___ Data rows

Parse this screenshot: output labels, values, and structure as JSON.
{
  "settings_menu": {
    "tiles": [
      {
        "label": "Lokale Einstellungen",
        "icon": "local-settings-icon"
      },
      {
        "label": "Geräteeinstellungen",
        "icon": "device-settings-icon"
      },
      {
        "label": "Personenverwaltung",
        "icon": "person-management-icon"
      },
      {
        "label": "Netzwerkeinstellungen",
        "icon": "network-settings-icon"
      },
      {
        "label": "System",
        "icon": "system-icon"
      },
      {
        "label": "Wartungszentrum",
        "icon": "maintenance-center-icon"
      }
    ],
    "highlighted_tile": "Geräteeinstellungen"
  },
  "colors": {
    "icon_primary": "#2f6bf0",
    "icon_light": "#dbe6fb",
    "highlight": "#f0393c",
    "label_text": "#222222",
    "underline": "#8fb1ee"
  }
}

______

» Given problem:
Return all of the data precisely as it appears.

» Exercise result:
Parse this screenshot: output labels, values, and structure as JSON.
{
  "settings_menu": {
    "tiles": [
      {
        "label": "Lokale Einstellungen",
        "icon": "local-settings-icon"
      },
      {
        "label": "Geräteeinstellungen",
        "icon": "device-settings-icon"
      },
      {
        "label": "Personenverwaltung",
        "icon": "person-management-icon"
      },
      {
        "label": "Netzwerkeinstellungen",
        "icon": "network-settings-icon"
      },
      {
        "label": "System",
        "icon": "system-icon"
      },
      {
        "label": "Wartungszentrum",
        "icon": "maintenance-center-icon"
      }
    ],
    "highlighted_tile": "Geräteeinstellungen"
  },
  "colors": {
    "icon_primary": "#2f6bf0",
    "icon_light": "#dbe6fb",
    "highlight": "#f0393c",
    "label_text": "#222222",
    "underline": "#8fb1ee"
  }
}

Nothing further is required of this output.